● **SHORT EXERCISE**
Your task is to tally the lines of the listing containing the word "Search" and report the figure alone.
★ ★ ★ ★ ★
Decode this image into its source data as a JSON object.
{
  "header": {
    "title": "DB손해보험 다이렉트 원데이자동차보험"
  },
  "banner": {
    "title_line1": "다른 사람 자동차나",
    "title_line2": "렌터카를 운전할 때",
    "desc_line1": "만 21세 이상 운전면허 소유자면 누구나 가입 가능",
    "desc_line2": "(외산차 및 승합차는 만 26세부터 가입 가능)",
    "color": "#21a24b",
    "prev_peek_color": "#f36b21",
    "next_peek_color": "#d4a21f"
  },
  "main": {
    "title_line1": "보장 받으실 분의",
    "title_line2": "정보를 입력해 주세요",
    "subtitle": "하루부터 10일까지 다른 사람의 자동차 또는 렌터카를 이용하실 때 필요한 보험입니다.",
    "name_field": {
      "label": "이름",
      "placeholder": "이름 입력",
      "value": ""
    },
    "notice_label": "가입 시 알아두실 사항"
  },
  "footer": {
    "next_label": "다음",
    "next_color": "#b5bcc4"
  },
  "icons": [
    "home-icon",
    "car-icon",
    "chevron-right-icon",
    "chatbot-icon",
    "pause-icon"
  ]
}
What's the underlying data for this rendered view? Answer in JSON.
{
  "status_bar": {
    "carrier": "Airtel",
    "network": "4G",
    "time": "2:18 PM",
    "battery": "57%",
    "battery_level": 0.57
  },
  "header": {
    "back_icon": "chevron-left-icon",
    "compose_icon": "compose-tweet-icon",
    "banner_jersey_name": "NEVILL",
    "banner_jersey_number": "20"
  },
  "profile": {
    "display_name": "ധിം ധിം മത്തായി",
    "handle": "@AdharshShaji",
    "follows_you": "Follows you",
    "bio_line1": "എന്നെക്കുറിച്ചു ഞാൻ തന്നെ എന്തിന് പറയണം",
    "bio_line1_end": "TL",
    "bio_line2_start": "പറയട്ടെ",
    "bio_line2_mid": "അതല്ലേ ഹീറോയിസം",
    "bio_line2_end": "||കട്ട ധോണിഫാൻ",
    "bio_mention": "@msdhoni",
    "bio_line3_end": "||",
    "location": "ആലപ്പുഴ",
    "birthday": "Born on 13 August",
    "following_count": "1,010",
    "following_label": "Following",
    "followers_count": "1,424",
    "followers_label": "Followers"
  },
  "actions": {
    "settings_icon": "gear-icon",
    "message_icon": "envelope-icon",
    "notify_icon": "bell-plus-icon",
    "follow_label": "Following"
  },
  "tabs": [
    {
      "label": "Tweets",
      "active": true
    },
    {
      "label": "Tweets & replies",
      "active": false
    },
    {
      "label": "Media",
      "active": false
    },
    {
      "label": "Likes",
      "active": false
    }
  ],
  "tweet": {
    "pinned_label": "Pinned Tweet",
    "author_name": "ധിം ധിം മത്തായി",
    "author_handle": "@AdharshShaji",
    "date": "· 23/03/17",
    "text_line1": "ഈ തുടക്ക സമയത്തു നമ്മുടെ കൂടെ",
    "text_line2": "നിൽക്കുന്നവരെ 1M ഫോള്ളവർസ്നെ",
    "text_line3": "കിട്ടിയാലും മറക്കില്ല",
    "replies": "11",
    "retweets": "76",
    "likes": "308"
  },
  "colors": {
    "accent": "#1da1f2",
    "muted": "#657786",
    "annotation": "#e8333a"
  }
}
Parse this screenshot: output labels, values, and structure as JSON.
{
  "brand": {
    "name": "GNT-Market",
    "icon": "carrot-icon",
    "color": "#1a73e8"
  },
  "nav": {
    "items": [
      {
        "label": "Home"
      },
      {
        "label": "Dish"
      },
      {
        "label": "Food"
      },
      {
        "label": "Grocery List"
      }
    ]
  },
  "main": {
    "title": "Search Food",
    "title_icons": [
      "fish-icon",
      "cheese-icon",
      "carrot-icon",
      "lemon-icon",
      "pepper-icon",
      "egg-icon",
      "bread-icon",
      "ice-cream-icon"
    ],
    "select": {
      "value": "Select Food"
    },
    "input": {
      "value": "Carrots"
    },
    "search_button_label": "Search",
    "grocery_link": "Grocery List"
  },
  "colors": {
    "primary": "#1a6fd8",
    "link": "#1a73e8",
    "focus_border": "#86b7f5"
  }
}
★ ★ ★ ★ ★
● **RESULT OF THIS TASK**
2